## Begin ROWS
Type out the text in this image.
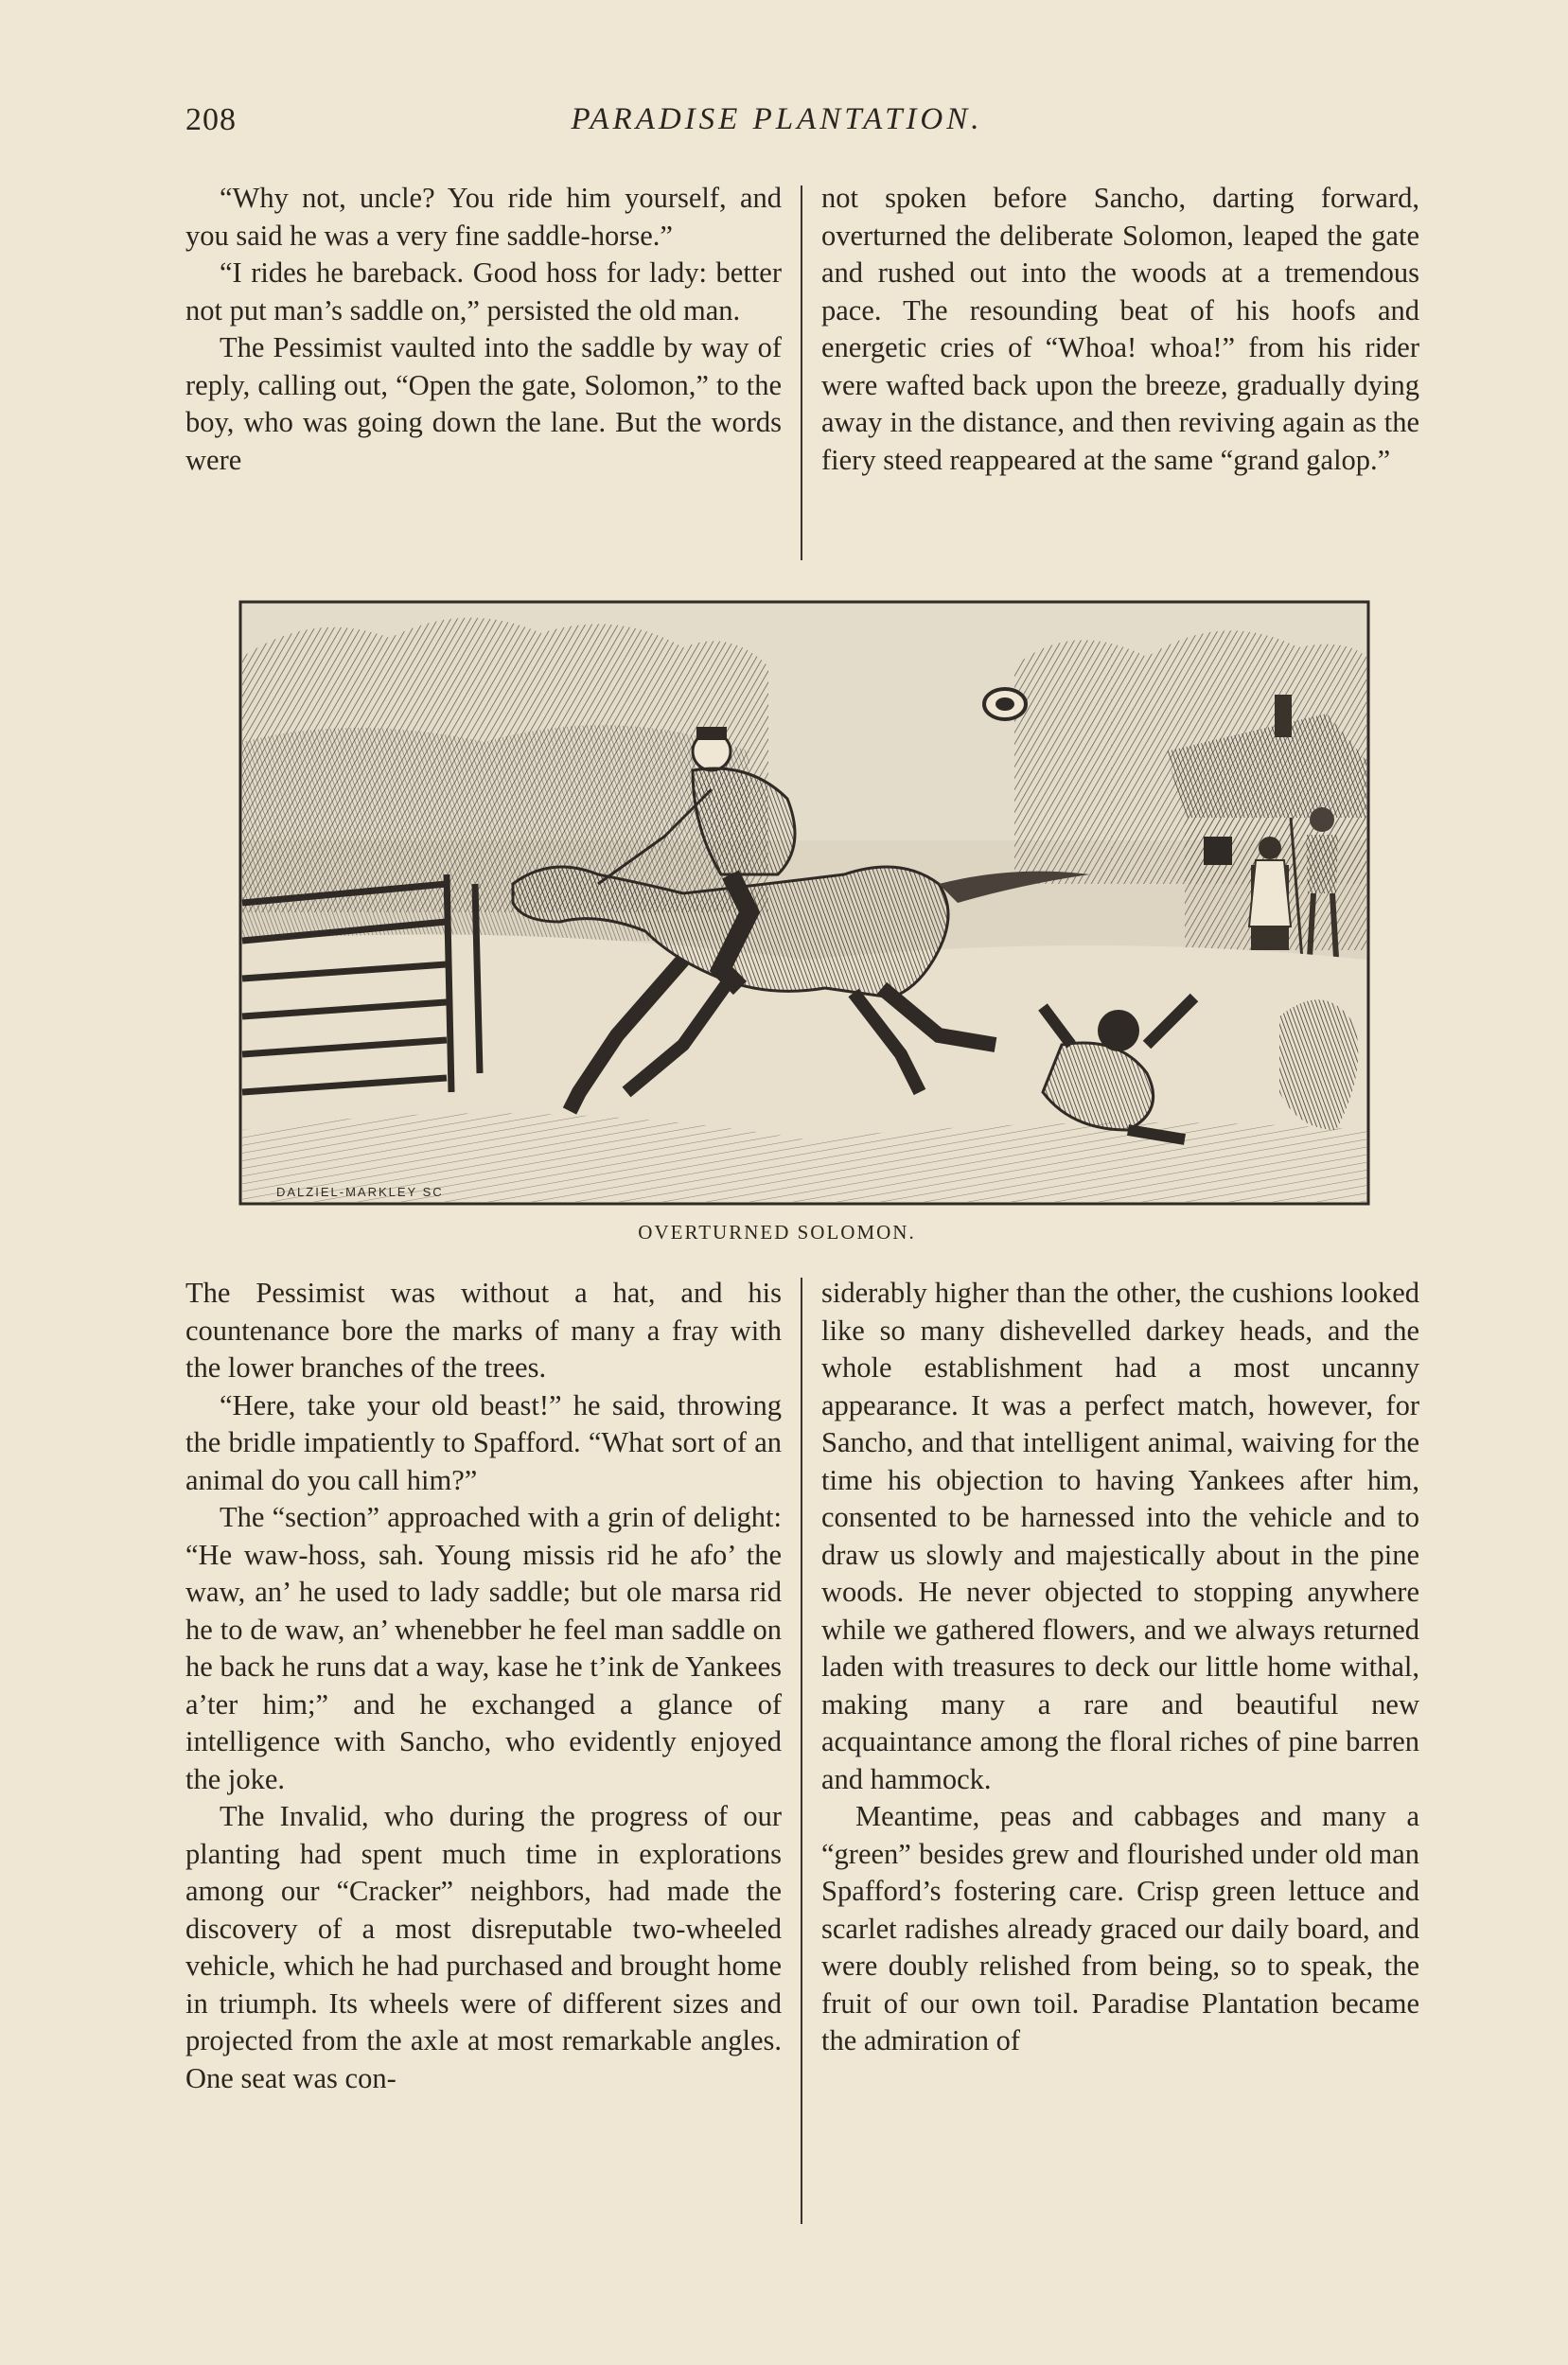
208	PARADISE PLANTATION.

“Why not, uncle? You ride him yourself, and you said he was a very fine saddle-horse.”

“I rides he bareback. Good hoss for lady: better not put man’s saddle on,” persisted the old man.

The Pessimist vaulted into the saddle by way of reply, calling out, “Open the gate, Solomon,” to the boy, who was going down the lane. But the words were

not spoken before Sancho, darting forward, overturned the deliberate Solomon, leaped the gate and rushed out into the woods at a tremendous pace. The resounding beat of his hoofs and energetic cries of “Whoa! whoa!” from his rider were wafted back upon the breeze, gradually dying away in the distance, and then reviving again as the fiery steed reappeared at the same “grand galop.”

DALZIEL-MARKLEY SC
OVERTURNED SOLOMON.

The Pessimist was without a hat, and his countenance bore the marks of many a fray with the lower branches of the trees.

“Here, take your old beast!” he said, throwing the bridle impatiently to Spafford. “What sort of an animal do you call him?”

The “section” approached with a grin of delight: “He waw-hoss, sah. Young missis rid he afo’ the waw, an’ he used to lady saddle; but ole marsa rid he to de waw, an’ whenebber he feel man saddle on he back he runs dat a way, kase he t’ink de Yankees a’ter him;” and he exchanged a glance of intelligence with Sancho, who evidently enjoyed the joke.

The Invalid, who during the progress of our planting had spent much time in explorations among our “Cracker” neighbors, had made the discovery of a most disreputable two-wheeled vehicle, which he had purchased and brought home in triumph. Its wheels were of different sizes and projected from the axle at most remarkable angles. One seat was con-

siderably higher than the other, the cushions looked like so many dishevelled darkey heads, and the whole establishment had a most uncanny appearance. It was a perfect match, however, for Sancho, and that intelligent animal, waiving for the time his objection to having Yankees after him, consented to be harnessed into the vehicle and to draw us slowly and majestically about in the pine woods. He never objected to stopping anywhere while we gathered flowers, and we always returned laden with treasures to deck our little home withal, making many a rare and beautiful new acquaintance among the floral riches of pine barren and hammock.

Meantime, peas and cabbages and many a “green” besides grew and flourished under old man Spafford’s fostering care. Crisp green lettuce and scarlet radishes already graced our daily board, and were doubly relished from being, so to speak, the fruit of our own toil. Paradise Plantation became the admiration of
## End ROWS
→ GOAL OF THE EXERCISE
Return from the data every line that holds "said".

→ RESULT OF THIS EXERCISE
“Why not, uncle? You ride him yourself, and you said he was a very fine saddle-horse.”
“Here, take your old beast!” he said, throwing the bridle impatiently to Spafford. “What sort of an animal do you call him?”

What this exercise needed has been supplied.